> _YOUR GOAL_: Scan the lines below; pull out those with "cluster".

> _MATERIAL PROVIDED_:
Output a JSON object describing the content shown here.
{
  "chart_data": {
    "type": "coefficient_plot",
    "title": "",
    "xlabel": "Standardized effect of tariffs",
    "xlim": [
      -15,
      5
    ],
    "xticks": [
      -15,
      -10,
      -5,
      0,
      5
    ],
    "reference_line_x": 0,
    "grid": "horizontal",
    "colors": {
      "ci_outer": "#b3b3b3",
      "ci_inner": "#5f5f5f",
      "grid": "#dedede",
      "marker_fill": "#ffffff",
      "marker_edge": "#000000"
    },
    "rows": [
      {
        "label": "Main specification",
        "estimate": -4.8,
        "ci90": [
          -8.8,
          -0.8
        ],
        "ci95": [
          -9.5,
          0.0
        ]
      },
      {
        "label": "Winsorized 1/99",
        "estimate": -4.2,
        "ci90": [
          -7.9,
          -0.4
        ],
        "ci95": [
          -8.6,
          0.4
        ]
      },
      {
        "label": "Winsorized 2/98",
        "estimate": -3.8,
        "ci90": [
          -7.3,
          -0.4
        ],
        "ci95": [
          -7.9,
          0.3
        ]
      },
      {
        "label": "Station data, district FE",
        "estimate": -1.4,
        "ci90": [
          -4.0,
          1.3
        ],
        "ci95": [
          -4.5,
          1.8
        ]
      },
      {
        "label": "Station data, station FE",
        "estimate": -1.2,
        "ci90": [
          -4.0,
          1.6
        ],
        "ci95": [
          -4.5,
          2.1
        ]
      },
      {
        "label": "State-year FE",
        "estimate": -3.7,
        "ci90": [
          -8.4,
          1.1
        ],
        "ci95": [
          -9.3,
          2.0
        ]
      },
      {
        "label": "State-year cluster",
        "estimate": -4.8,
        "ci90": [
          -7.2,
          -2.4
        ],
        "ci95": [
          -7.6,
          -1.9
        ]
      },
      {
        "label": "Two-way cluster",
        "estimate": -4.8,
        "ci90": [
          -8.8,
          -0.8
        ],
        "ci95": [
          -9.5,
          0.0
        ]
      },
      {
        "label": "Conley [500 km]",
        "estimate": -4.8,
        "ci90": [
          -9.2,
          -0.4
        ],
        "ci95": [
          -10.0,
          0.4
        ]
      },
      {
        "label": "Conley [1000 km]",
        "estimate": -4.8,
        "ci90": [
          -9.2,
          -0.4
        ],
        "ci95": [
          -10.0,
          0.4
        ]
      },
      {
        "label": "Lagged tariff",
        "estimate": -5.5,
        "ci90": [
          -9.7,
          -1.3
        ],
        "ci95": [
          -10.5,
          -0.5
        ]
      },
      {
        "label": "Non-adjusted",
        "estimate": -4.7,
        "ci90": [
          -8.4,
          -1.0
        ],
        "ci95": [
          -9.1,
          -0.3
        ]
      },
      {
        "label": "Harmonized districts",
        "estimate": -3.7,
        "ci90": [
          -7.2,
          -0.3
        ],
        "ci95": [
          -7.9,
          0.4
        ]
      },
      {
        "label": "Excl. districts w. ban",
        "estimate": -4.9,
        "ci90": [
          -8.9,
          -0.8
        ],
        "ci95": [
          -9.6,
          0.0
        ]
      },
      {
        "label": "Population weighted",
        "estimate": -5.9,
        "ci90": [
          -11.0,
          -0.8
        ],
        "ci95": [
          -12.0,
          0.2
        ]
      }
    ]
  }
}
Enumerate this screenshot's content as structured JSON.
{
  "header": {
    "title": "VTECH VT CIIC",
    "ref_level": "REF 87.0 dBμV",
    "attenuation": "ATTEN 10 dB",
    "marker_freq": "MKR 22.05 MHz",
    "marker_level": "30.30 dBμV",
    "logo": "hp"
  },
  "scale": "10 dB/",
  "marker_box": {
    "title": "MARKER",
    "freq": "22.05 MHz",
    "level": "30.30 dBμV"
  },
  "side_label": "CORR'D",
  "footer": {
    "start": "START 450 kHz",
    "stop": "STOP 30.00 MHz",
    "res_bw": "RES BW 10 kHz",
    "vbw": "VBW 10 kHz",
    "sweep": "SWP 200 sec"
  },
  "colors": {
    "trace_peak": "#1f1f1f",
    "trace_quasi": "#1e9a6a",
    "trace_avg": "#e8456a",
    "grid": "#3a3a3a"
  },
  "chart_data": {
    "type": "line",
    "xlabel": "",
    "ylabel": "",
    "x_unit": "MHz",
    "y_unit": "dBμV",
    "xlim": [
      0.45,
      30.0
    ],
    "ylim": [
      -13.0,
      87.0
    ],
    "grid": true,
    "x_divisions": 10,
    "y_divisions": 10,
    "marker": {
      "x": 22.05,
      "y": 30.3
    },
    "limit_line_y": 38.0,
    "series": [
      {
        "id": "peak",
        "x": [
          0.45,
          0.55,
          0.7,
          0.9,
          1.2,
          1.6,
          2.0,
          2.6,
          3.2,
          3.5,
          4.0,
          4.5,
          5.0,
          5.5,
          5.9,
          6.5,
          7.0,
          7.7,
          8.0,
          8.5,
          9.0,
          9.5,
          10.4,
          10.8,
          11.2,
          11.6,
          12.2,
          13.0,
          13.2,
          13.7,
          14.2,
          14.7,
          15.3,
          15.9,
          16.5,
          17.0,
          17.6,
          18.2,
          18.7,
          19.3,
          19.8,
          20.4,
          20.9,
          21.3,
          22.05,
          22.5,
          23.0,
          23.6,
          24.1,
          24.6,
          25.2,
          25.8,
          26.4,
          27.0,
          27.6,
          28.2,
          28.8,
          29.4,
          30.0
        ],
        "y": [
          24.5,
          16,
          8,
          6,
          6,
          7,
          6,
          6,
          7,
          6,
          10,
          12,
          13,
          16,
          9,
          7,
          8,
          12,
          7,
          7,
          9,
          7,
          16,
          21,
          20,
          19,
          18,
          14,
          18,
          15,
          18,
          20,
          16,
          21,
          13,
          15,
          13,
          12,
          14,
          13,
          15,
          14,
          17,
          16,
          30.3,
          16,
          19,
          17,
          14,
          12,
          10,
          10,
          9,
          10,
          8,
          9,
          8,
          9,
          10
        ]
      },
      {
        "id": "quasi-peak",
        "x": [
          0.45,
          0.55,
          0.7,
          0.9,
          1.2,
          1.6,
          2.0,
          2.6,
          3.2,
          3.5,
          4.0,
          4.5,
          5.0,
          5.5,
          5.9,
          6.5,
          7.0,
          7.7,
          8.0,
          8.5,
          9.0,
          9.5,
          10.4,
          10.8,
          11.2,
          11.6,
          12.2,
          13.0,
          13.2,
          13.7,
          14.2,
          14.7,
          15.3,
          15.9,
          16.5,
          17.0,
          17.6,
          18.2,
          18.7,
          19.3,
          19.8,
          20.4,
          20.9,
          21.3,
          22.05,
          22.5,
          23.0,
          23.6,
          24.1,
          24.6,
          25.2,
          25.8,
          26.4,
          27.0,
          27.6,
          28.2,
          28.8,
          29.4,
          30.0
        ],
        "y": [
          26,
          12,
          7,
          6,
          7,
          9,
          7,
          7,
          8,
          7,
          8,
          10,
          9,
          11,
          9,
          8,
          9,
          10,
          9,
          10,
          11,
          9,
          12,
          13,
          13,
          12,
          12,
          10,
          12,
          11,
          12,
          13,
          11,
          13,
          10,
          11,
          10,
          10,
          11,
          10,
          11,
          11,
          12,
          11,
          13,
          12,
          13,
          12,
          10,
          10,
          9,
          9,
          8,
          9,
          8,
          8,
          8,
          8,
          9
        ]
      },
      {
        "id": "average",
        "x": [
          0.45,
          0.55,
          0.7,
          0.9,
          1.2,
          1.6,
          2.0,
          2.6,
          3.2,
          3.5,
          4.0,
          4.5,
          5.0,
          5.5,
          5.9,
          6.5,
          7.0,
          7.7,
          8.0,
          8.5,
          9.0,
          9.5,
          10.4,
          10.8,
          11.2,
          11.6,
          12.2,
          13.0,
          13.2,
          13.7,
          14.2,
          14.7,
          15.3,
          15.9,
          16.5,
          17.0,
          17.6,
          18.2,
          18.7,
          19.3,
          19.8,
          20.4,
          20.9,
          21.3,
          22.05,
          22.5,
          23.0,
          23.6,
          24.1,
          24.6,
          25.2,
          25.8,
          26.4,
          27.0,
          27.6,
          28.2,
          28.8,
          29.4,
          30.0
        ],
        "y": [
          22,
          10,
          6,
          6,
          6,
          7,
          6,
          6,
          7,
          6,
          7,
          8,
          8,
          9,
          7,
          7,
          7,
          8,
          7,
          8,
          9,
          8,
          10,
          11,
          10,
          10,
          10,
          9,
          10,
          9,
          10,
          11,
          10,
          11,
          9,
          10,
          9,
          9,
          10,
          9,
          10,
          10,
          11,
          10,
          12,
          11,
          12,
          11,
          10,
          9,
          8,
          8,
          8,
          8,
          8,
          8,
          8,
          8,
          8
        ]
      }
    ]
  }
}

> _OUTPUT BELOW_:
        "label": "State-year cluster",
        "label": "Two-way cluster",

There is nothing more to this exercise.